-- Begin DATA PROVIDED --
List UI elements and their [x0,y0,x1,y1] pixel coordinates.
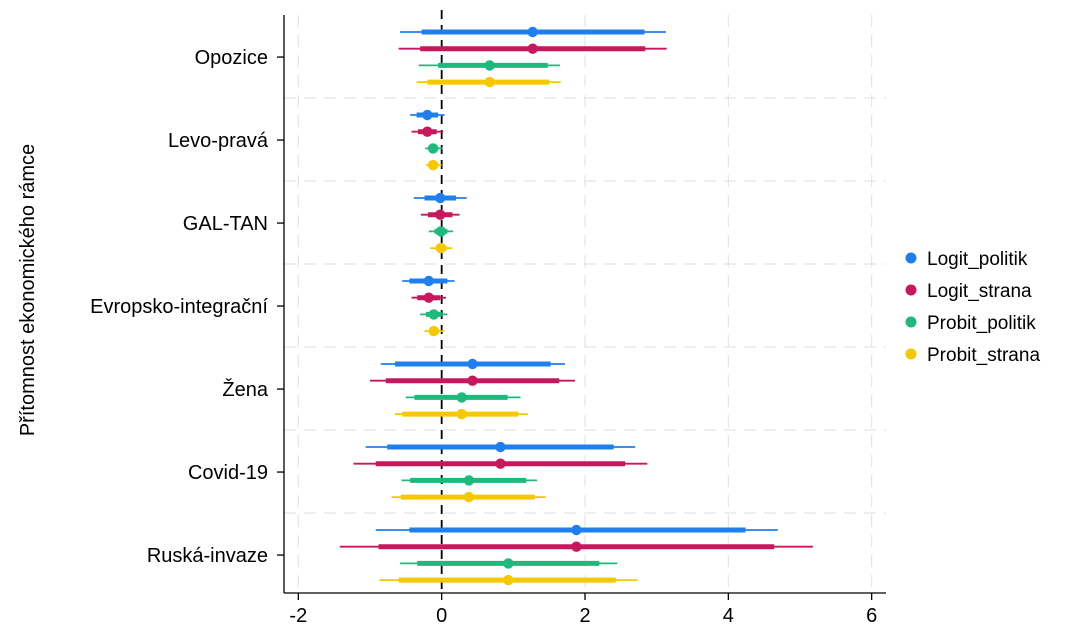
point-estimate [467,375,478,386]
point-estimate [428,309,439,320]
legend-label: Probit_strana [927,345,1040,366]
y-tick-label: Opozice [195,47,268,69]
point-estimate [456,392,467,403]
point-estimate [422,109,433,121]
point-estimate [484,76,495,88]
point-estimate [571,541,582,552]
point-estimate [423,275,434,287]
y-axis-title: Přítomnost ekonomického rámce [17,144,39,436]
x-tick-label: 2 [579,605,590,627]
point-estimate [467,358,478,370]
legend-label: Logit_politik [927,249,1028,270]
y-tick-label: Evropsko-integrační [90,296,268,318]
x-tick-label: 0 [436,605,447,627]
x-tick-label: 6 [866,605,877,627]
legend-marker [905,348,917,360]
point-estimate [495,458,506,469]
point-estimate [456,408,467,420]
point-estimate [495,441,506,453]
point-estimate [423,292,434,303]
legend-marker [905,284,917,296]
legend-marker [905,252,917,264]
point-estimate [427,143,439,154]
y-tick-label: Ruská-invaze [147,545,268,567]
point-estimate [435,242,447,254]
y-tick-label: Žena [222,378,268,401]
legend-label: Probit_politik [927,313,1036,334]
point-estimate [503,558,514,569]
point-estimate [463,491,475,503]
x-tick-label: 4 [723,605,734,627]
point-estimate [427,159,439,171]
y-tick-label: Covid-19 [188,462,268,484]
point-estimate [435,192,446,204]
grid-layer [284,15,886,593]
point-estimate [503,574,514,586]
point-estimate [428,325,439,337]
axes-layer: -2 0 2 4 6 Opozice Levo-pravá GAL-TAN Evropsko-i… [90,10,886,627]
point-estimate [571,524,582,536]
y-tick-label: GAL-TAN [183,213,268,235]
point-estimate [484,60,495,71]
point-estimate [435,209,446,220]
point-estimate [422,126,433,137]
x-tick-label: -2 [289,605,307,627]
point-estimate [463,475,475,486]
y-tick-label: Levo-pravá [168,130,269,152]
point-estimate [527,43,538,54]
legend-label: Logit_strana [927,281,1032,302]
series-layer [339,26,813,586]
legend: Logit_politik Logit_strana Probit_politik P… [905,249,1040,366]
point-estimate [435,226,447,237]
point-estimate [527,26,538,38]
legend-marker [905,316,917,328]
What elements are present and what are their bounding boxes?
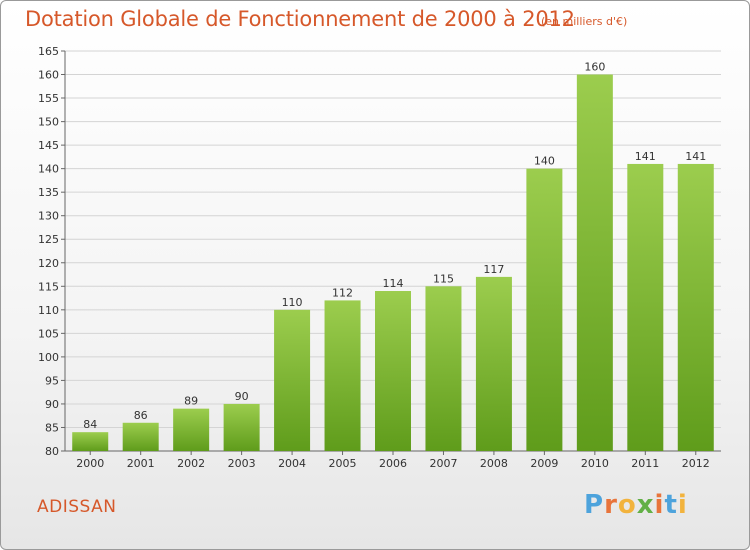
x-tick-label: 2008 <box>480 457 508 470</box>
x-tick-label: 2006 <box>379 457 407 470</box>
logo-letter: i <box>677 490 688 520</box>
bar-2003 <box>223 403 260 451</box>
y-tick-label: 145 <box>38 139 59 152</box>
data-label: 117 <box>483 263 504 276</box>
x-tick-label: 2003 <box>228 457 256 470</box>
data-label: 84 <box>83 418 97 431</box>
bar-2001 <box>122 422 159 451</box>
x-tick-label: 2009 <box>530 457 558 470</box>
x-tick-label: 2004 <box>278 457 306 470</box>
x-tick-label: 2012 <box>682 457 710 470</box>
y-tick-label: 130 <box>38 210 59 223</box>
x-tick-label: 2000 <box>76 457 104 470</box>
y-tick-label: 85 <box>45 421 59 434</box>
y-tick-label: 135 <box>38 186 59 199</box>
bar-2010 <box>576 74 613 451</box>
data-label: 89 <box>184 395 198 408</box>
logo-letter: P <box>584 490 605 520</box>
bar-2007 <box>425 286 462 451</box>
bar-2000 <box>72 432 109 451</box>
y-tick-label: 120 <box>38 257 59 270</box>
y-tick-label: 160 <box>38 69 59 82</box>
y-tick-label: 105 <box>38 327 59 340</box>
logo-letter: o <box>617 490 637 520</box>
chart-unit: (en milliers d'€) <box>541 15 628 28</box>
y-tick-label: 95 <box>45 374 59 387</box>
proxiti-logo: Proxiti <box>584 490 688 520</box>
y-tick-label: 115 <box>38 280 59 293</box>
x-tick-label: 2002 <box>177 457 205 470</box>
x-tick-label: 2001 <box>127 457 155 470</box>
data-label: 140 <box>534 155 555 168</box>
data-label: 90 <box>235 390 249 403</box>
bar-2005 <box>324 300 361 451</box>
y-tick-label: 125 <box>38 233 59 246</box>
data-label: 160 <box>584 61 605 74</box>
data-label: 112 <box>332 286 353 299</box>
data-label: 115 <box>433 272 454 285</box>
data-label: 110 <box>282 296 303 309</box>
bar-2009 <box>526 168 563 451</box>
y-tick-label: 150 <box>38 116 59 129</box>
y-tick-label: 110 <box>38 304 59 317</box>
data-label: 114 <box>383 277 404 290</box>
data-label: 141 <box>635 150 656 163</box>
x-tick-label: 2010 <box>581 457 609 470</box>
data-label: 86 <box>134 409 148 422</box>
bar-2012 <box>677 163 714 452</box>
bar-2002 <box>173 408 210 451</box>
bar-2011 <box>627 163 664 452</box>
data-label: 141 <box>685 150 706 163</box>
bar-2008 <box>475 276 512 451</box>
chart-title: Dotation Globale de Fonctionnement de 20… <box>25 7 575 31</box>
y-tick-label: 100 <box>38 351 59 364</box>
y-tick-label: 140 <box>38 163 59 176</box>
y-tick-label: 165 <box>38 45 59 58</box>
bar-2004 <box>274 309 311 451</box>
x-tick-label: 2005 <box>329 457 357 470</box>
y-tick-label: 90 <box>45 398 59 411</box>
y-tick-label: 155 <box>38 92 59 105</box>
x-tick-label: 2007 <box>429 457 457 470</box>
logo-letter: t <box>664 490 678 520</box>
y-tick-label: 80 <box>45 445 59 458</box>
bar-2006 <box>375 291 411 451</box>
logo-letter: x <box>636 490 655 520</box>
commune-name: ADISSAN <box>37 497 117 517</box>
logo-letter: r <box>604 490 618 520</box>
x-tick-label: 2011 <box>631 457 659 470</box>
logo-letter: i <box>654 490 665 520</box>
-- End DATA PROVIDED --
TASK TO COMPLETE
Copy the rows between the line holding "point-estimate [467,375,478,386]" and the line holding "x-tick-label: 6 [866,605,877,627]", inclusive, keeping each one unchanged.

RESULT OF THE TASK
point-estimate [467,375,478,386]
point-estimate [428,309,439,320]
legend-label: Probit_strana [927,345,1040,366]
y-tick-label: Opozice [195,47,268,69]
point-estimate [456,392,467,403]
point-estimate [422,109,433,121]
point-estimate [484,76,495,88]
point-estimate [571,541,582,552]
point-estimate [423,275,434,287]
y-axis-title: Přítomnost ekonomického rámce [17,144,39,436]
x-tick-label: 2 [579,605,590,627]
point-estimate [467,358,478,370]
legend-label: Logit_politik [927,249,1028,270]
y-tick-label: Evropsko-integrační [90,296,268,318]
x-tick-label: 0 [436,605,447,627]
x-tick-label: 6 [866,605,877,627]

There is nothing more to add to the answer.